- WHAT IS ASKED -
Lines containing the string "title" are to be collected in full.

- EXTRACTED MATERIAL -
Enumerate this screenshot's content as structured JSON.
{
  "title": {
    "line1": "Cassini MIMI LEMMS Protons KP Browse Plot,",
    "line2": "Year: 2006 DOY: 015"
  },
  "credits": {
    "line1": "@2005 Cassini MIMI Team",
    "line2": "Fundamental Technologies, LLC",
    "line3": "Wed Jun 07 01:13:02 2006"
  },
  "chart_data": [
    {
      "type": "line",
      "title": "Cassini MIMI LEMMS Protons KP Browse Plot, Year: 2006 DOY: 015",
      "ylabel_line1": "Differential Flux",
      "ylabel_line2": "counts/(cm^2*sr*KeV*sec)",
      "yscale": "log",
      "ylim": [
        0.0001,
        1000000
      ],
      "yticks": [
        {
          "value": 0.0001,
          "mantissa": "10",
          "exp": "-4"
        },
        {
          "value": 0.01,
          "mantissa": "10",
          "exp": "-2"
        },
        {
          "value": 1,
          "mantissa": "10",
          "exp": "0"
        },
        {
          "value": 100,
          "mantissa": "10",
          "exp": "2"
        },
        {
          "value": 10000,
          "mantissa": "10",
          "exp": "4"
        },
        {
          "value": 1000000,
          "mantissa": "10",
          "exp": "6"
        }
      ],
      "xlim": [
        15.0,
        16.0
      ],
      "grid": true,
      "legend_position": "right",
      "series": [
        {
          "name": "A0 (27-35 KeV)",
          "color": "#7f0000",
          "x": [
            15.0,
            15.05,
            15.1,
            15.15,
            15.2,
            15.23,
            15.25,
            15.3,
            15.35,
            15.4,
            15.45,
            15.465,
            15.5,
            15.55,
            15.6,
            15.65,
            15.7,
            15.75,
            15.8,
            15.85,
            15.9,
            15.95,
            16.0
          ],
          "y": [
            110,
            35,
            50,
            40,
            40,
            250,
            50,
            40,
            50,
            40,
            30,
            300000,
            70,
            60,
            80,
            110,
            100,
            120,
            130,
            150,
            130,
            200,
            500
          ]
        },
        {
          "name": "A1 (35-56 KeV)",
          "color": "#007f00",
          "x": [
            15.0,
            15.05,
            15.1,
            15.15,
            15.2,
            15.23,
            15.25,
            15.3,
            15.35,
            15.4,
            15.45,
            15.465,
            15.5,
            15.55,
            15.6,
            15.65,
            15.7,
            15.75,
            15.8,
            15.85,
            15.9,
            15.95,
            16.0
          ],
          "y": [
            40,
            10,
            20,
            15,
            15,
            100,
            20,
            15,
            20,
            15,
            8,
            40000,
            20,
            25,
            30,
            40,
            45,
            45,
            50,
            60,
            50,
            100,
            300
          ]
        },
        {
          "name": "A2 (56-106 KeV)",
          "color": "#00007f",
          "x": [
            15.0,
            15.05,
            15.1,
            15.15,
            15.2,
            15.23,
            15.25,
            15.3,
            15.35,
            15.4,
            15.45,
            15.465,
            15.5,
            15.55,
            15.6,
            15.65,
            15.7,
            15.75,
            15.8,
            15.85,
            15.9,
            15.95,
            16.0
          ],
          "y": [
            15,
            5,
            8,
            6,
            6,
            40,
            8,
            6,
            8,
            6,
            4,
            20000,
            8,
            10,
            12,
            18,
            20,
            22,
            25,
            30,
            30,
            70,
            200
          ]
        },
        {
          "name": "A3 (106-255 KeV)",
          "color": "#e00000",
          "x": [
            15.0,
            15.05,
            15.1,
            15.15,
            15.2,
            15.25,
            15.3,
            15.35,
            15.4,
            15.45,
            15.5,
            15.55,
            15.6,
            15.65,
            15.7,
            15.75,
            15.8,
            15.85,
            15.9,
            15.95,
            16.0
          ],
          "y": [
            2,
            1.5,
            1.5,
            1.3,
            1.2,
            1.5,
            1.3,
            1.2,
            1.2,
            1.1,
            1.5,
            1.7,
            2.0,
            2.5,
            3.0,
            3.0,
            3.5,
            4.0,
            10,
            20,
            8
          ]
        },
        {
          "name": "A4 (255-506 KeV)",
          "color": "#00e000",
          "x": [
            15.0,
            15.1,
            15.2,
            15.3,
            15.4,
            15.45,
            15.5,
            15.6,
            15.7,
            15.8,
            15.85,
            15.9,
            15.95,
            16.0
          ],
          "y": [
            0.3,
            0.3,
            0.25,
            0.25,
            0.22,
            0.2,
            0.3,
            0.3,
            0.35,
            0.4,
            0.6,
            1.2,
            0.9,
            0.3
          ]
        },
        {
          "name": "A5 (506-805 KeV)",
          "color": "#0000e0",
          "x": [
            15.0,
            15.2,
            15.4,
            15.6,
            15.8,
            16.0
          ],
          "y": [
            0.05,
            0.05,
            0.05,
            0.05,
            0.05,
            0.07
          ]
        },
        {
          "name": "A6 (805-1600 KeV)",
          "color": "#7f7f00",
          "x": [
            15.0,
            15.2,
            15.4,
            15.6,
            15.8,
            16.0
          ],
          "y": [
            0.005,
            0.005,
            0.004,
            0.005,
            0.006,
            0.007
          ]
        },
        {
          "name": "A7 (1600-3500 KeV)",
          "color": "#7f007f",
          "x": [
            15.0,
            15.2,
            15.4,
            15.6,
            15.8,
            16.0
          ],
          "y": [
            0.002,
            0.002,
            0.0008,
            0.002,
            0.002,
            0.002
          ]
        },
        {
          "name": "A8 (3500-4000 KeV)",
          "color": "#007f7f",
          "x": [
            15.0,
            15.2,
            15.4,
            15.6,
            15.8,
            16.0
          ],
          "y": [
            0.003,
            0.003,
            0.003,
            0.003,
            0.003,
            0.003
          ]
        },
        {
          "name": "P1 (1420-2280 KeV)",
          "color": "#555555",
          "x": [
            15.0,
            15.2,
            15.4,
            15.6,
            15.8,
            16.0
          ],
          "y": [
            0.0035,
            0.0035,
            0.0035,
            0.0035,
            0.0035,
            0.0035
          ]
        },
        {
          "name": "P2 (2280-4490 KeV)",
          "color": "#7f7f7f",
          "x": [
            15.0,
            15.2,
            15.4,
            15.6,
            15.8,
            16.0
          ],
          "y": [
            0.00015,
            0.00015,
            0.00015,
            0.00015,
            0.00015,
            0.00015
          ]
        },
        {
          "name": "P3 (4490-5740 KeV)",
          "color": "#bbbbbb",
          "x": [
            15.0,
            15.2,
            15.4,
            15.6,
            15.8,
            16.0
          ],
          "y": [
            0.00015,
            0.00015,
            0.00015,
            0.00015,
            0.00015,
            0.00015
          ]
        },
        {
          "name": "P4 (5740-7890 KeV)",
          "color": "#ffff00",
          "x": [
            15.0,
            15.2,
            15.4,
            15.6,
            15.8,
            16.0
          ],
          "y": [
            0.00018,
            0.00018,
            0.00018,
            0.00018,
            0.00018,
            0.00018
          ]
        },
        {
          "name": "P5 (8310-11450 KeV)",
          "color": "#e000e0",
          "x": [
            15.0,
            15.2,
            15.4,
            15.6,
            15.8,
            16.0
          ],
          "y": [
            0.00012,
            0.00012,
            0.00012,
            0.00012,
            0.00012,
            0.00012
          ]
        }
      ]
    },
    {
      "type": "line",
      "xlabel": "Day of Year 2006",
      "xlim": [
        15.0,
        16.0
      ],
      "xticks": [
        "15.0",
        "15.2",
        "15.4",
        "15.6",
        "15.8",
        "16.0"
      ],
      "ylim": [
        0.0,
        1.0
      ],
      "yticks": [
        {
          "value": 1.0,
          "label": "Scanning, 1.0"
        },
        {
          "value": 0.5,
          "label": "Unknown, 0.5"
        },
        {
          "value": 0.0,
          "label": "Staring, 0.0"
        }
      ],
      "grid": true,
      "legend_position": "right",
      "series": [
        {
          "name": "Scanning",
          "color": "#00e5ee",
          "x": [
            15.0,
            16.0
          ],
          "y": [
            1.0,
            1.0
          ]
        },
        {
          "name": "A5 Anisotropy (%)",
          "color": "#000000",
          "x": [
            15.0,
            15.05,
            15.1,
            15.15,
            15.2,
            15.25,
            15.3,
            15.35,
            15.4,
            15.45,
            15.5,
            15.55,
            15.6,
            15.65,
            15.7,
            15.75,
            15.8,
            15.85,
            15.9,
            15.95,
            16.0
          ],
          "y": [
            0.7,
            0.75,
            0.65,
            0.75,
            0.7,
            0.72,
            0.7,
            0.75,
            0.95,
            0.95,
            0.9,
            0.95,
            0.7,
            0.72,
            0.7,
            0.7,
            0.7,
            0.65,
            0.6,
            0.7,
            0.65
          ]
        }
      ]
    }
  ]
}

- RESULT OF THE EXERCISE -
  "title": {
      "title": "Cassini MIMI LEMMS Protons KP Browse Plot, Year: 2006 DOY: 015",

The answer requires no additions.